[Data excerpts]
★ ★ ★

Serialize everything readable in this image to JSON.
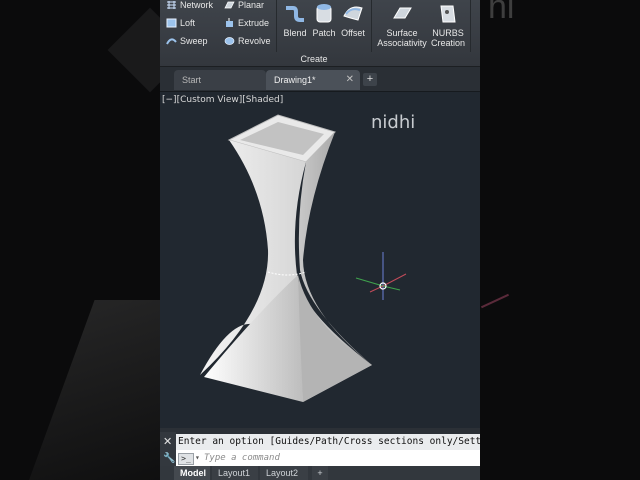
{
  "ribbon": {
    "left_items": [
      {
        "label": "Network",
        "icon": "network-icon"
      },
      {
        "label": "Loft",
        "icon": "loft-icon"
      },
      {
        "label": "Sweep",
        "icon": "sweep-icon"
      }
    ],
    "mid_items": [
      {
        "label": "Planar",
        "icon": "planar-icon"
      },
      {
        "label": "Extrude",
        "icon": "extrude-icon"
      },
      {
        "label": "Revolve",
        "icon": "revolve-icon"
      }
    ],
    "big_buttons": [
      {
        "label": "Blend",
        "icon": "blend-icon"
      },
      {
        "label": "Patch",
        "icon": "patch-icon"
      },
      {
        "label": "Offset",
        "icon": "offset-icon"
      },
      {
        "label_line1": "Surface",
        "label_line2": "Associativity",
        "icon": "surface-associativity-icon"
      },
      {
        "label_line1": "NURBS",
        "label_line2": "Creation",
        "icon": "nurbs-creation-icon"
      }
    ],
    "panel_title": "Create"
  },
  "tabs": {
    "start": "Start",
    "drawing": "Drawing1*",
    "close": "✕",
    "add": "+"
  },
  "viewport": {
    "label": "[−][Custom View][Shaded]",
    "watermark": "nidhi"
  },
  "command": {
    "history": "Enter an option [Guides/Path/Cross sections only/Settings]",
    "placeholder": "Type a command",
    "close": "✕",
    "customize": "🔧"
  },
  "layouts": {
    "model": "Model",
    "layout1": "Layout1",
    "layout2": "Layout2",
    "add": "+"
  },
  "ghost": {
    "text": "hi"
  },
  "colors": {
    "viewport_bg": "#212830",
    "ribbon_bg": "#3a3f45",
    "surface_accent": "#6fa8dc"
  }
}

★ ★ ★

WHAT THIS TASK INVOLVES: Copy whichever lines in the listing above contain the word "command".

TASK SOLUTION:
  "command": {
    "placeholder": "Type a command",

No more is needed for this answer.